### The task
Extract all lines in the data that contain the word "grid".

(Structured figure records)
━━━━━━━━

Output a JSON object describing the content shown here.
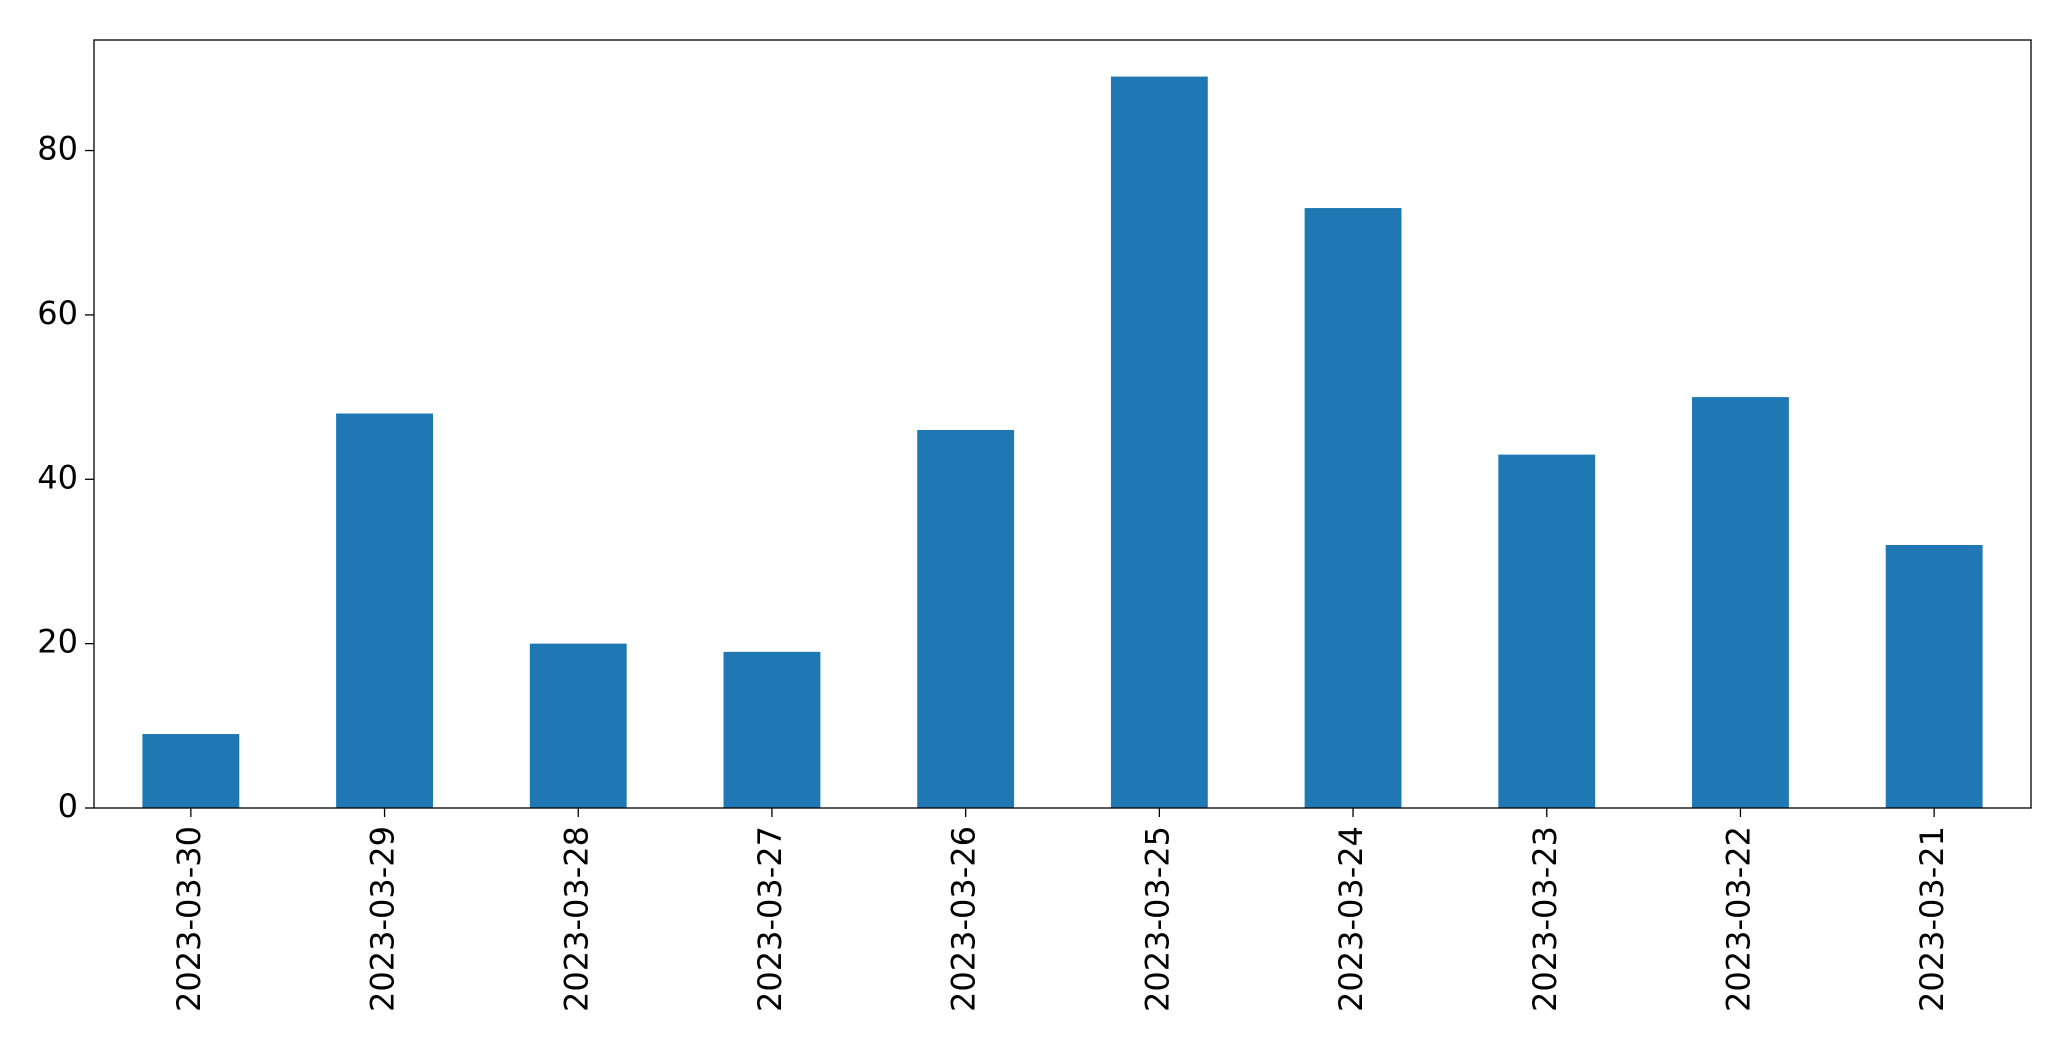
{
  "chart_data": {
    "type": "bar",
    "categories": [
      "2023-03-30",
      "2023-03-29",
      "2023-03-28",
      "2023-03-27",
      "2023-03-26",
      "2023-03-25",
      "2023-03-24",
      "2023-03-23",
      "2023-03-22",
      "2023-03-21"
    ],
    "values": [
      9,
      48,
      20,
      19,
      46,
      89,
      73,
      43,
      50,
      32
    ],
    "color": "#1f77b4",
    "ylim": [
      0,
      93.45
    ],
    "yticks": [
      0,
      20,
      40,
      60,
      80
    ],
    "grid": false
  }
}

━━━━━━━━

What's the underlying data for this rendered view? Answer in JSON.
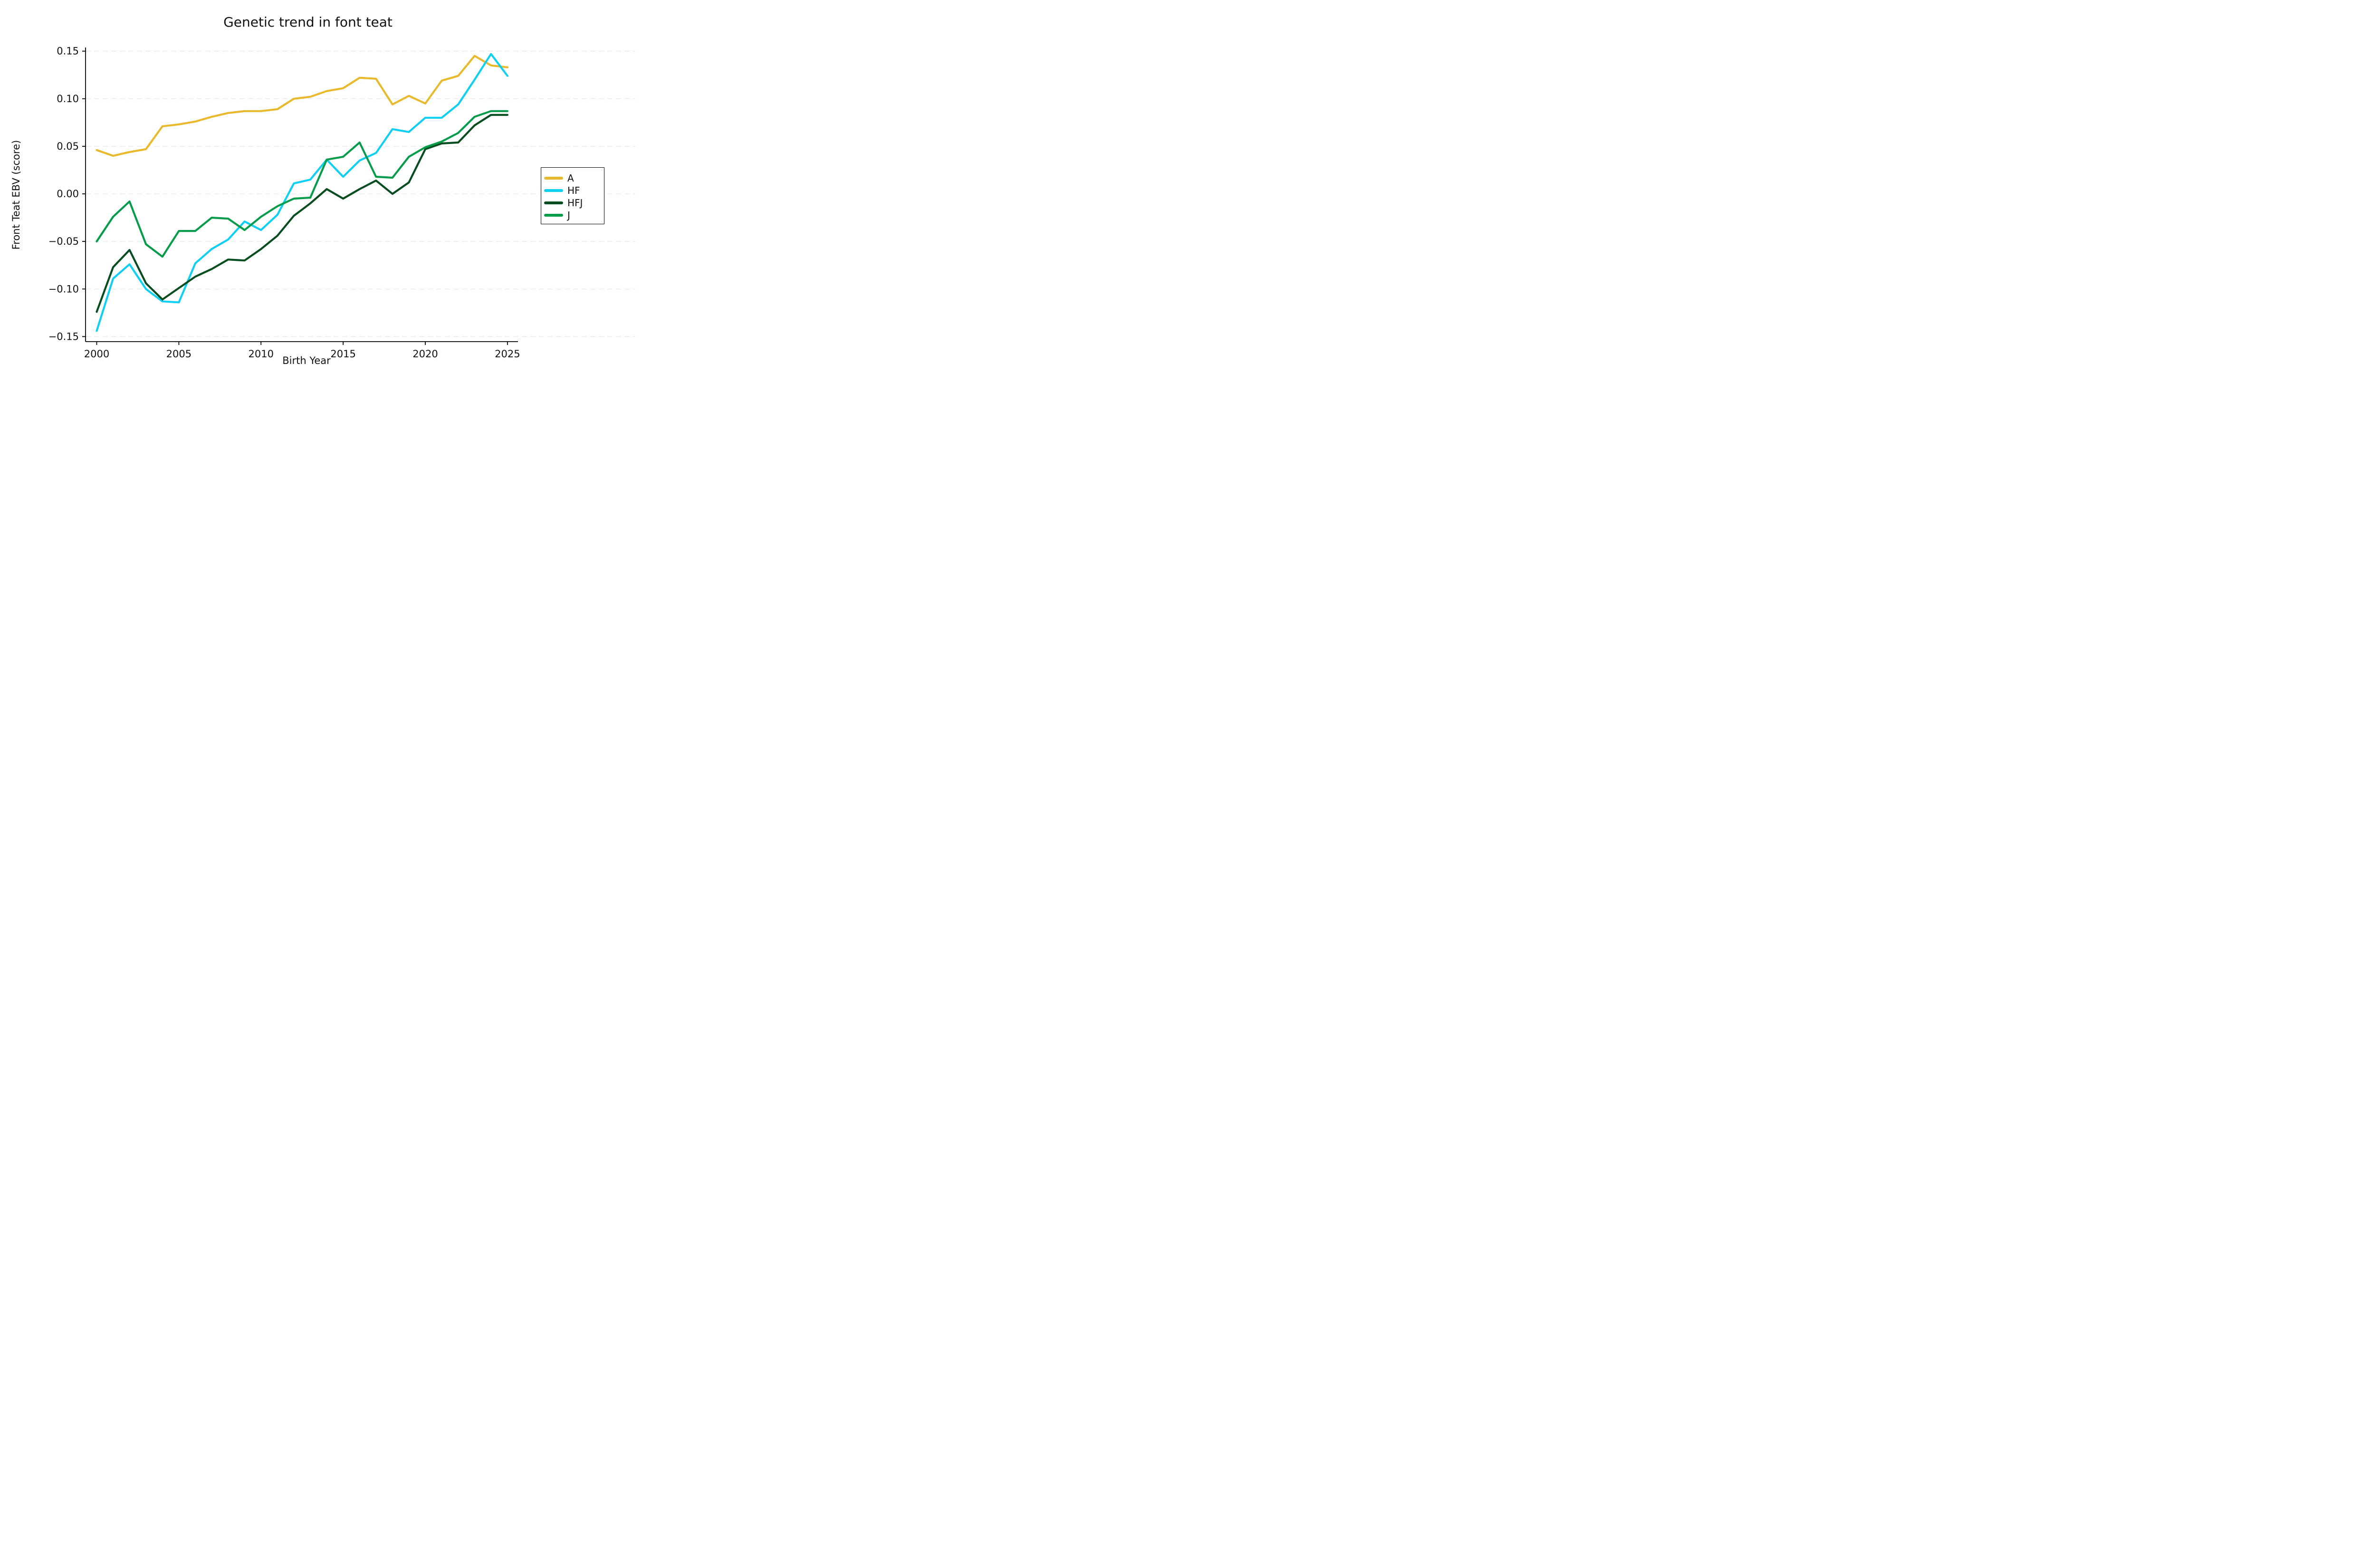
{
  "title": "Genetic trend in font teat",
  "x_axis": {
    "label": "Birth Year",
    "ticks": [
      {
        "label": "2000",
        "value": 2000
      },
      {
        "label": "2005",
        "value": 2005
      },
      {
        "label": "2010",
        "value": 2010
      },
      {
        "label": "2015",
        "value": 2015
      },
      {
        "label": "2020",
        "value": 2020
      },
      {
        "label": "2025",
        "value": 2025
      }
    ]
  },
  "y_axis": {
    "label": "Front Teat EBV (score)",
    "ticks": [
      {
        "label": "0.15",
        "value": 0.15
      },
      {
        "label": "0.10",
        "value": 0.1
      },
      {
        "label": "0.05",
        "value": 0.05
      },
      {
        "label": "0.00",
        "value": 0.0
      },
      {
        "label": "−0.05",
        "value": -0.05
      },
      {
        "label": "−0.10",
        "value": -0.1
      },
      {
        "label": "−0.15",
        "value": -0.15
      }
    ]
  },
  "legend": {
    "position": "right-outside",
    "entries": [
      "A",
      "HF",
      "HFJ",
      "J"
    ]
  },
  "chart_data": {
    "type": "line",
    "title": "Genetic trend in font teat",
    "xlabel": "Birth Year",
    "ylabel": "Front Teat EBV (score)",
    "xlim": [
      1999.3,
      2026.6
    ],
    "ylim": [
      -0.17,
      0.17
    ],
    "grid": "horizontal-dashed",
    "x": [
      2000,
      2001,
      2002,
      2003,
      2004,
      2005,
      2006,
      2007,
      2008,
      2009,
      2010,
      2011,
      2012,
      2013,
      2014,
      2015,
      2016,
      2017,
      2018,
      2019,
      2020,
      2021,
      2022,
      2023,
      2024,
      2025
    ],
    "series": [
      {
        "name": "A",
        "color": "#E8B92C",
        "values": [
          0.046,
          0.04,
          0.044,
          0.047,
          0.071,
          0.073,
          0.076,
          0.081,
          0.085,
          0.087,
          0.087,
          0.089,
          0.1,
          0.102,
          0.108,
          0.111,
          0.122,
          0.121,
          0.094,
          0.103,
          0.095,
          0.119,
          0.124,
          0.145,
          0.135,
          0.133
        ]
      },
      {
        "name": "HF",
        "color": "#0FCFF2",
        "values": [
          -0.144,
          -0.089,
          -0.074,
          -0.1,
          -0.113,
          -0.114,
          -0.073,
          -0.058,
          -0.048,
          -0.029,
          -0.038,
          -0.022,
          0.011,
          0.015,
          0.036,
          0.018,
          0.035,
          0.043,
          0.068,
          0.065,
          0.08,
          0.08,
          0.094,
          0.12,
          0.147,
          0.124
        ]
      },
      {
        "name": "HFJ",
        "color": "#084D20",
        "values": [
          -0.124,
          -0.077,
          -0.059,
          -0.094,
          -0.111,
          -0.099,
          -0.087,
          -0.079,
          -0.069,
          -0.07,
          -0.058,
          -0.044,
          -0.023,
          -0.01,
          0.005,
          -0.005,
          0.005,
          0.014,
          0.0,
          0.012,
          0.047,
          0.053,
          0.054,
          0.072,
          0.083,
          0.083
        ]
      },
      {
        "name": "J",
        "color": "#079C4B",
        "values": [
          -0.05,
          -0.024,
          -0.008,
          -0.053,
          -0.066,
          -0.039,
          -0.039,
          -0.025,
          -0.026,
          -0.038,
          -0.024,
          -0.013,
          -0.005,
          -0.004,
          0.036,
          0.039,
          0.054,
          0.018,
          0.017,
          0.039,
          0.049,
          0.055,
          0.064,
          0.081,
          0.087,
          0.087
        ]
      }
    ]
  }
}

━━━━━━━━

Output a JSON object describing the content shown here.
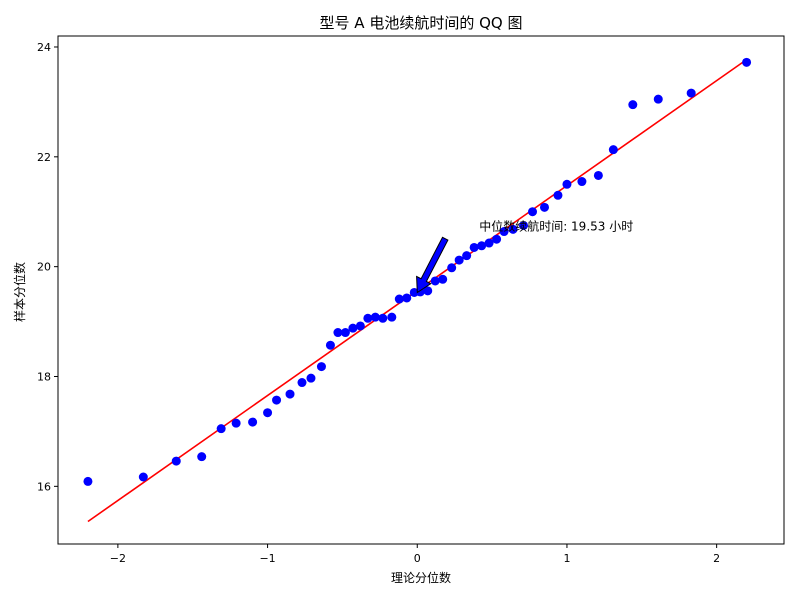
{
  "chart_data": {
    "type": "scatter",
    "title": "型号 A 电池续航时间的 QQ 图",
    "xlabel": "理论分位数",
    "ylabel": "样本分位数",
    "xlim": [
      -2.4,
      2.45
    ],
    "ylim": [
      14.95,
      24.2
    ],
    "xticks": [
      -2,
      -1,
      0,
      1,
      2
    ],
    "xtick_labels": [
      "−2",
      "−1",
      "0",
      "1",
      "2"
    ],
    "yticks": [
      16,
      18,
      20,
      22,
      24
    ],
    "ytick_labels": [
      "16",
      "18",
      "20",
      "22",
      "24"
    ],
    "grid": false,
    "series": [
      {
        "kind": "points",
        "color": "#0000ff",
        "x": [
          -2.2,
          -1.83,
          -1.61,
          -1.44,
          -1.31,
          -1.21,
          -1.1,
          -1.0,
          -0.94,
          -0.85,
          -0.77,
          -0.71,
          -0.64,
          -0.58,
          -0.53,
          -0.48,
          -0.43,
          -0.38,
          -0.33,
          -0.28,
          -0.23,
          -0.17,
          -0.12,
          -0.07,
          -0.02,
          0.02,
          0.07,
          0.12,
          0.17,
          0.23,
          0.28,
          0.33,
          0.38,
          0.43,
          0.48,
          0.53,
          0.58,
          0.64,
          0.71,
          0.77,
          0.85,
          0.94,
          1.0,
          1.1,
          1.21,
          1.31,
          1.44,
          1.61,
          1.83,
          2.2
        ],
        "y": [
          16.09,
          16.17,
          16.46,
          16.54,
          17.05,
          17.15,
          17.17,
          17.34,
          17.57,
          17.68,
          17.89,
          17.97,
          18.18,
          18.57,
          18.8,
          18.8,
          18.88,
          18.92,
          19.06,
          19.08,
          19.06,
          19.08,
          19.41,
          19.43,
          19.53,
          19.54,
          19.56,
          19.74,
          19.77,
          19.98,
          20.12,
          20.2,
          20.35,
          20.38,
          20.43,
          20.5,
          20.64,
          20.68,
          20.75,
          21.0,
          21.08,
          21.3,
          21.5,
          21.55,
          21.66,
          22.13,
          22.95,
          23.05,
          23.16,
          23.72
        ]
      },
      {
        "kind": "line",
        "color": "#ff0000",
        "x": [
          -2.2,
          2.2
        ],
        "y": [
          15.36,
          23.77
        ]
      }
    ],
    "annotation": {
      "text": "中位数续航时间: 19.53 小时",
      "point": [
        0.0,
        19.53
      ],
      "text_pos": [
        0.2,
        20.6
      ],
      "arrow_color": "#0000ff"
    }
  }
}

━━━━━━━━

### Reply
    "grid": false
    "grid": "horizontal-dashed",
    "grid": false,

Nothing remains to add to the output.